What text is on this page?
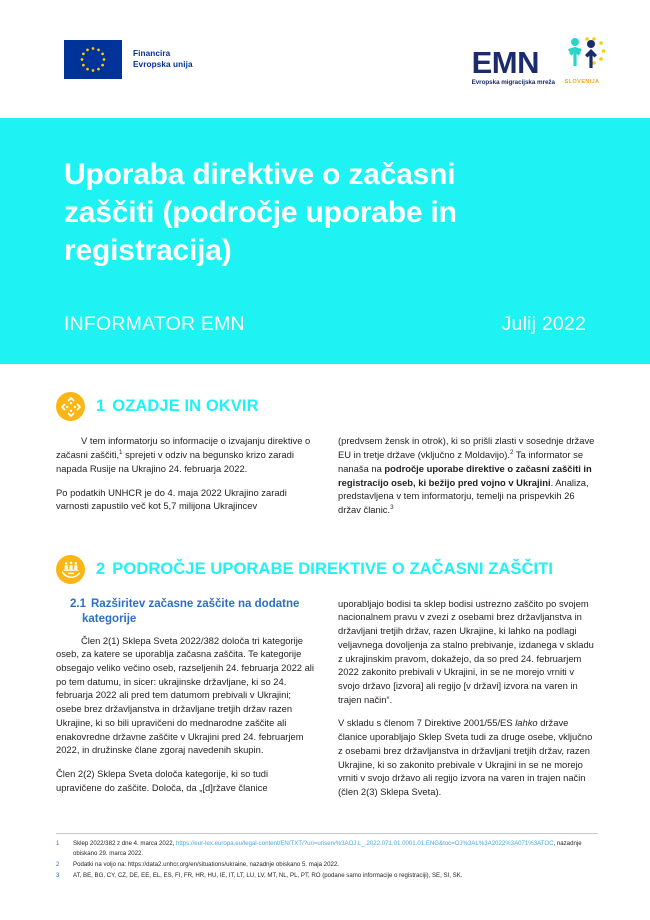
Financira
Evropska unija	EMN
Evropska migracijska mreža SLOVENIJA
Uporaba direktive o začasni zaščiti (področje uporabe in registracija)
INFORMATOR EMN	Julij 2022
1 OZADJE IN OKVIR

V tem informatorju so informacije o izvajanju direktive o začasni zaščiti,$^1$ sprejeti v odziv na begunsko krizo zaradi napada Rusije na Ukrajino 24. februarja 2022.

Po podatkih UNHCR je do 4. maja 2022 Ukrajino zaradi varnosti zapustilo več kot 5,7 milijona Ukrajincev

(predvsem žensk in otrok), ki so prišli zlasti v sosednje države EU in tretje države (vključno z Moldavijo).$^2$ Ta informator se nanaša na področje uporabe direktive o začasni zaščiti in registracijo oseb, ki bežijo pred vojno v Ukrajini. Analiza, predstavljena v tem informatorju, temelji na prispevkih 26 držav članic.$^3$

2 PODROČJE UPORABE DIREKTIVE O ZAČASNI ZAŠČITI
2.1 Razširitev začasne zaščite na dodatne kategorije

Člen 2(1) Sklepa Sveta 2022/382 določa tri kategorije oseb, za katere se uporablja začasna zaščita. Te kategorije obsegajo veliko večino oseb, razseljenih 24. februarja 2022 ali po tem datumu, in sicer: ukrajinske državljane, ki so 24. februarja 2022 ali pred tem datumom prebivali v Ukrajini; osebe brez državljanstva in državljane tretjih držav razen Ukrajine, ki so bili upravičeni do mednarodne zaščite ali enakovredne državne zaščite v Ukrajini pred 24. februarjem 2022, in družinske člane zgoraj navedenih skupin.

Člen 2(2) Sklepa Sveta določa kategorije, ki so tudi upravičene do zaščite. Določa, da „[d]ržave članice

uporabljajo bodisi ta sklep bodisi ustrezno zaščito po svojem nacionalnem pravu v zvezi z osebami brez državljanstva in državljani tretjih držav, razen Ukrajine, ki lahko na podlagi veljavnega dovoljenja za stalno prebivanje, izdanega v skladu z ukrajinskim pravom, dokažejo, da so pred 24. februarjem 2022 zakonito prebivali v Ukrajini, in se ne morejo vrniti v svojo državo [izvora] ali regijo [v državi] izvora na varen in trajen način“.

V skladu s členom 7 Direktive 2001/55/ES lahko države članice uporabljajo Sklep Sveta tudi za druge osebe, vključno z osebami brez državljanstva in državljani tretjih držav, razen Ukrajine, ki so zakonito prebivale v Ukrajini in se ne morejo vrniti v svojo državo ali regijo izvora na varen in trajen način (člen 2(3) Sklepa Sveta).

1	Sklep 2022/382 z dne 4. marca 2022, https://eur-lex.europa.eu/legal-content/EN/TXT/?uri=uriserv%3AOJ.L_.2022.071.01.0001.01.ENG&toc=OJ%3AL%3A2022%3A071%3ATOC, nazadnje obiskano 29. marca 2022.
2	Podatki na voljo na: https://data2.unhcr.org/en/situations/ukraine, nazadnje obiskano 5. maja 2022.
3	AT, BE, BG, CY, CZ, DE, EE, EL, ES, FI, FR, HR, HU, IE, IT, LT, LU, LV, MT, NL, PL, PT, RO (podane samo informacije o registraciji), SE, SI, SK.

★ ★ ★ ★

What you will do:
Give back only a number, the number of lines where the string "Ukrajino" occurs.

Full output:
2